> [Dataset excerpts]:
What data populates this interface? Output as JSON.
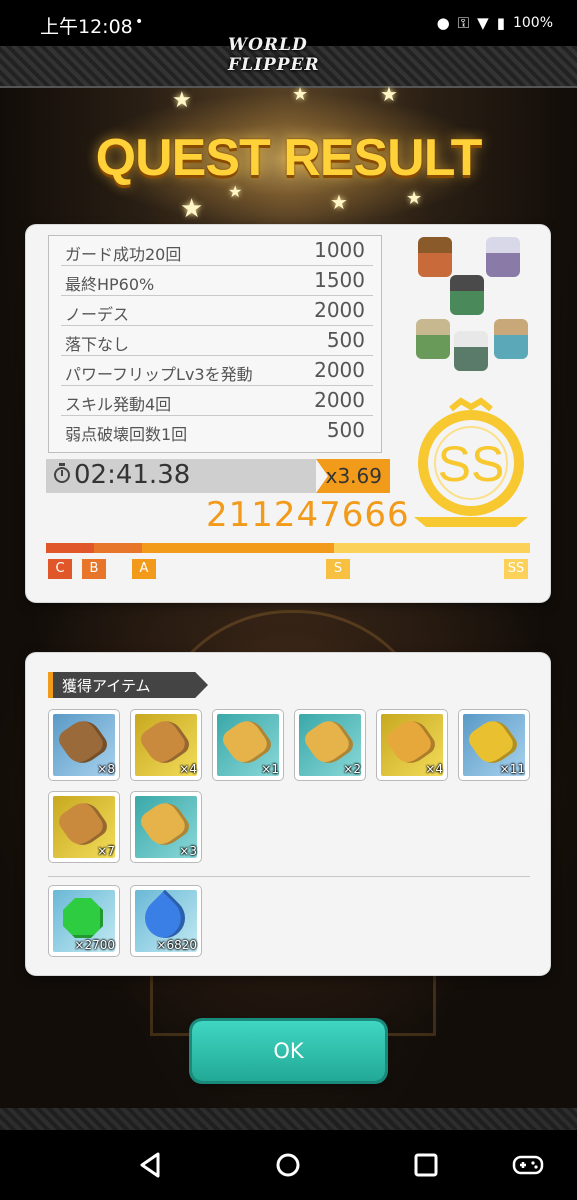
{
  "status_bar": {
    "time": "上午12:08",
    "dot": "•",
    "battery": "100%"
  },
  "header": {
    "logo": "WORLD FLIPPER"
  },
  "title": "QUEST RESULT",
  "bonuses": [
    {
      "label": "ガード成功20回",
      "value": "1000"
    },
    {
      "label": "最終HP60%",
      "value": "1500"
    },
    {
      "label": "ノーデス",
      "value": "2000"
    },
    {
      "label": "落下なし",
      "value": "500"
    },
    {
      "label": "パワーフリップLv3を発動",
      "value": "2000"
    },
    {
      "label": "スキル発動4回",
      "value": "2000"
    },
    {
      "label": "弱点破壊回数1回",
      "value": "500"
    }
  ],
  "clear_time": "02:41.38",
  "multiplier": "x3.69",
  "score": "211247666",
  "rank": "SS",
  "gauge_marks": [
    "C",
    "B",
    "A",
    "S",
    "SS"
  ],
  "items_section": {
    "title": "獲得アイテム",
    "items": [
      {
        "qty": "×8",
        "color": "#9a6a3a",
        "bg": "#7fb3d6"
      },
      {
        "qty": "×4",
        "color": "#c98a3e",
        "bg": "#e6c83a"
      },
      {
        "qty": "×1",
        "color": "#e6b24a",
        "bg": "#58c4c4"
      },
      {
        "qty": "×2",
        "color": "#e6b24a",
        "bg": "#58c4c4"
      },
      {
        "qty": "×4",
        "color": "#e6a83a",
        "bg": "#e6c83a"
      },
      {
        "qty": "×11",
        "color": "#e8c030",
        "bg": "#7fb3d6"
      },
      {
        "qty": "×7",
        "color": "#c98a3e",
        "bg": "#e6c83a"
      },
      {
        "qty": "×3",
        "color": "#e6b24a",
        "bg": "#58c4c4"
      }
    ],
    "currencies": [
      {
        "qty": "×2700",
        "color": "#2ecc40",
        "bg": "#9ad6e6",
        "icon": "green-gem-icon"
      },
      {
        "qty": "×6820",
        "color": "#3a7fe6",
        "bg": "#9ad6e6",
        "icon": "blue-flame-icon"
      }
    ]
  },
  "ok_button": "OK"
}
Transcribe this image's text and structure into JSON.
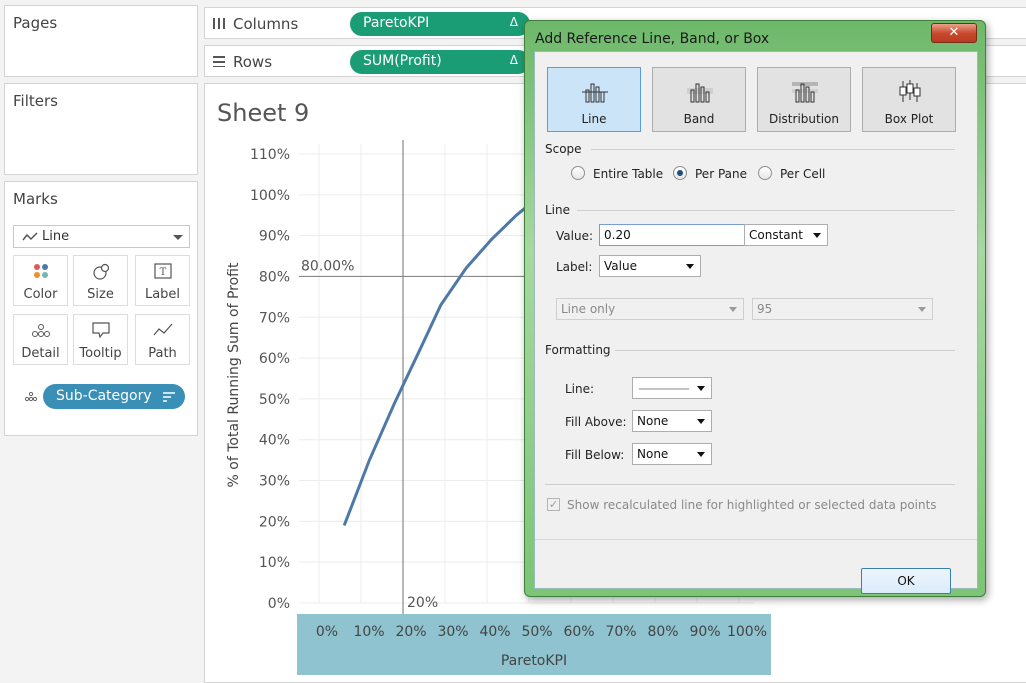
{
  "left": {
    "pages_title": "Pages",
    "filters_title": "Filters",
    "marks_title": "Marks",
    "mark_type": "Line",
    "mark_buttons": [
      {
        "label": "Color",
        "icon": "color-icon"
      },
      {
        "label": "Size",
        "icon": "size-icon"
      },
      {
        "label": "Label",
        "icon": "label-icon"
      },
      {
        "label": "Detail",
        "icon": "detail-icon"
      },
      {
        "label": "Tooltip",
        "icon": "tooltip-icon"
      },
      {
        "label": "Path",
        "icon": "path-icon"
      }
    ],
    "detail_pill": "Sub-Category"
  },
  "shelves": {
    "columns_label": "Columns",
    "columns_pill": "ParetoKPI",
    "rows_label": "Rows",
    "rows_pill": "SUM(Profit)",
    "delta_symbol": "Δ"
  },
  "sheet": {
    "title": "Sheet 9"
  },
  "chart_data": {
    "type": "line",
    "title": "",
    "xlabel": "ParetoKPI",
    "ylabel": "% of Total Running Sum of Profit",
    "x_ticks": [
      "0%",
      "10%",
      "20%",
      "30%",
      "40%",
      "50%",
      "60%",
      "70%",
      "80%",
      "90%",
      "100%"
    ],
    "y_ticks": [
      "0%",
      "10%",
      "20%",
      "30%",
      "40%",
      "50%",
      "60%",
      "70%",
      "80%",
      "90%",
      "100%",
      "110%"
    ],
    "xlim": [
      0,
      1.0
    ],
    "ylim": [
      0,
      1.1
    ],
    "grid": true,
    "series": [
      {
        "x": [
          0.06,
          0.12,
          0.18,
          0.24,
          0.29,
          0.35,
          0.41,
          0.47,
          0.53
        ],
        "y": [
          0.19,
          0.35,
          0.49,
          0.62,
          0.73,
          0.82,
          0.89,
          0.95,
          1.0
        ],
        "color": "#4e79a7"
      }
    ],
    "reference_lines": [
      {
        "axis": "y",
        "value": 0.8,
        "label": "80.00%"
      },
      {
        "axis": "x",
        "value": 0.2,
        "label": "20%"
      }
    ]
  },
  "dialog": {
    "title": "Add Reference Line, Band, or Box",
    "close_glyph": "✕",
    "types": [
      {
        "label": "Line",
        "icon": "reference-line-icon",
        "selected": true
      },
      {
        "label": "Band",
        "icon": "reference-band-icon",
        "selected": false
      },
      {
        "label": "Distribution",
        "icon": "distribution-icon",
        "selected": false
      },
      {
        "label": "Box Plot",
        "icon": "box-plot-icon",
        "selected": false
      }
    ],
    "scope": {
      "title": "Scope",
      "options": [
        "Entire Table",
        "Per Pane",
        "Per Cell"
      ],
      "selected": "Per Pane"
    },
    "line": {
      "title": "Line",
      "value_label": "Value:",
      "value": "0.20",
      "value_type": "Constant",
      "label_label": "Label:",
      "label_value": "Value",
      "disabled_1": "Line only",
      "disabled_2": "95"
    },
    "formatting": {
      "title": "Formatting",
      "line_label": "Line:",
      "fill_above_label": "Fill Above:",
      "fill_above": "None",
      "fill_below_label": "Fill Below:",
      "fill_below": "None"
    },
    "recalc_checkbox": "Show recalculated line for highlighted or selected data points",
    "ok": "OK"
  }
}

> [Request]: Repeat the listing above exactly, with no pictures.

> [Solved exercise]:
What data populates this interface? Output as JSON.
{
  "status_bar": {
    "time": "上午12:08",
    "dot": "•",
    "battery": "100%"
  },
  "header": {
    "logo": "WORLD FLIPPER"
  },
  "title": "QUEST RESULT",
  "bonuses": [
    {
      "label": "ガード成功20回",
      "value": "1000"
    },
    {
      "label": "最終HP60%",
      "value": "1500"
    },
    {
      "label": "ノーデス",
      "value": "2000"
    },
    {
      "label": "落下なし",
      "value": "500"
    },
    {
      "label": "パワーフリップLv3を発動",
      "value": "2000"
    },
    {
      "label": "スキル発動4回",
      "value": "2000"
    },
    {
      "label": "弱点破壊回数1回",
      "value": "500"
    }
  ],
  "clear_time": "02:41.38",
  "multiplier": "x3.69",
  "score": "211247666",
  "rank": "SS",
  "gauge_marks": [
    "C",
    "B",
    "A",
    "S",
    "SS"
  ],
  "items_section": {
    "title": "獲得アイテム",
    "items": [
      {
        "qty": "×8",
        "color": "#9a6a3a",
        "bg": "#7fb3d6"
      },
      {
        "qty": "×4",
        "color": "#c98a3e",
        "bg": "#e6c83a"
      },
      {
        "qty": "×1",
        "color": "#e6b24a",
        "bg": "#58c4c4"
      },
      {
        "qty": "×2",
        "color": "#e6b24a",
        "bg": "#58c4c4"
      },
      {
        "qty": "×4",
        "color": "#e6a83a",
        "bg": "#e6c83a"
      },
      {
        "qty": "×11",
        "color": "#e8c030",
        "bg": "#7fb3d6"
      },
      {
        "qty": "×7",
        "color": "#c98a3e",
        "bg": "#e6c83a"
      },
      {
        "qty": "×3",
        "color": "#e6b24a",
        "bg": "#58c4c4"
      }
    ],
    "currencies": [
      {
        "qty": "×2700",
        "color": "#2ecc40",
        "bg": "#9ad6e6",
        "icon": "green-gem-icon"
      },
      {
        "qty": "×6820",
        "color": "#3a7fe6",
        "bg": "#9ad6e6",
        "icon": "blue-flame-icon"
      }
    ]
  },
  "ok_button": "OK"
}
Transcribe this image's text and structure into JSON.
{
  "left": {
    "pages_title": "Pages",
    "filters_title": "Filters",
    "marks_title": "Marks",
    "mark_type": "Line",
    "mark_buttons": [
      {
        "label": "Color",
        "icon": "color-icon"
      },
      {
        "label": "Size",
        "icon": "size-icon"
      },
      {
        "label": "Label",
        "icon": "label-icon"
      },
      {
        "label": "Detail",
        "icon": "detail-icon"
      },
      {
        "label": "Tooltip",
        "icon": "tooltip-icon"
      },
      {
        "label": "Path",
        "icon": "path-icon"
      }
    ],
    "detail_pill": "Sub-Category"
  },
  "shelves": {
    "columns_label": "Columns",
    "columns_pill": "ParetoKPI",
    "rows_label": "Rows",
    "rows_pill": "SUM(Profit)",
    "delta_symbol": "Δ"
  },
  "sheet": {
    "title": "Sheet 9"
  },
  "chart_data": {
    "type": "line",
    "title": "",
    "xlabel": "ParetoKPI",
    "ylabel": "% of Total Running Sum of Profit",
    "x_ticks": [
      "0%",
      "10%",
      "20%",
      "30%",
      "40%",
      "50%",
      "60%",
      "70%",
      "80%",
      "90%",
      "100%"
    ],
    "y_ticks": [
      "0%",
      "10%",
      "20%",
      "30%",
      "40%",
      "50%",
      "60%",
      "70%",
      "80%",
      "90%",
      "100%",
      "110%"
    ],
    "xlim": [
      0,
      1.0
    ],
    "ylim": [
      0,
      1.1
    ],
    "grid": true,
    "series": [
      {
        "x": [
          0.06,
          0.12,
          0.18,
          0.24,
          0.29,
          0.35,
          0.41,
          0.47,
          0.53
        ],
        "y": [
          0.19,
          0.35,
          0.49,
          0.62,
          0.73,
          0.82,
          0.89,
          0.95,
          1.0
        ],
        "color": "#4e79a7"
      }
    ],
    "reference_lines": [
      {
        "axis": "y",
        "value": 0.8,
        "label": "80.00%"
      },
      {
        "axis": "x",
        "value": 0.2,
        "label": "20%"
      }
    ]
  },
  "dialog": {
    "title": "Add Reference Line, Band, or Box",
    "close_glyph": "✕",
    "types": [
      {
        "label": "Line",
        "icon": "reference-line-icon",
        "selected": true
      },
      {
        "label": "Band",
        "icon": "reference-band-icon",
        "selected": false
      },
      {
        "label": "Distribution",
        "icon": "distribution-icon",
        "selected": false
      },
      {
        "label": "Box Plot",
        "icon": "box-plot-icon",
        "selected": false
      }
    ],
    "scope": {
      "title": "Scope",
      "options": [
        "Entire Table",
        "Per Pane",
        "Per Cell"
      ],
      "selected": "Per Pane"
    },
    "line": {
      "title": "Line",
      "value_label": "Value:",
      "value": "0.20",
      "value_type": "Constant",
      "label_label": "Label:",
      "label_value": "Value",
      "disabled_1": "Line only",
      "disabled_2": "95"
    },
    "formatting": {
      "title": "Formatting",
      "line_label": "Line:",
      "fill_above_label": "Fill Above:",
      "fill_above": "None",
      "fill_below_label": "Fill Below:",
      "fill_below": "None"
    },
    "recalc_checkbox": "Show recalculated line for highlighted or selected data points",
    "ok": "OK"
  }
}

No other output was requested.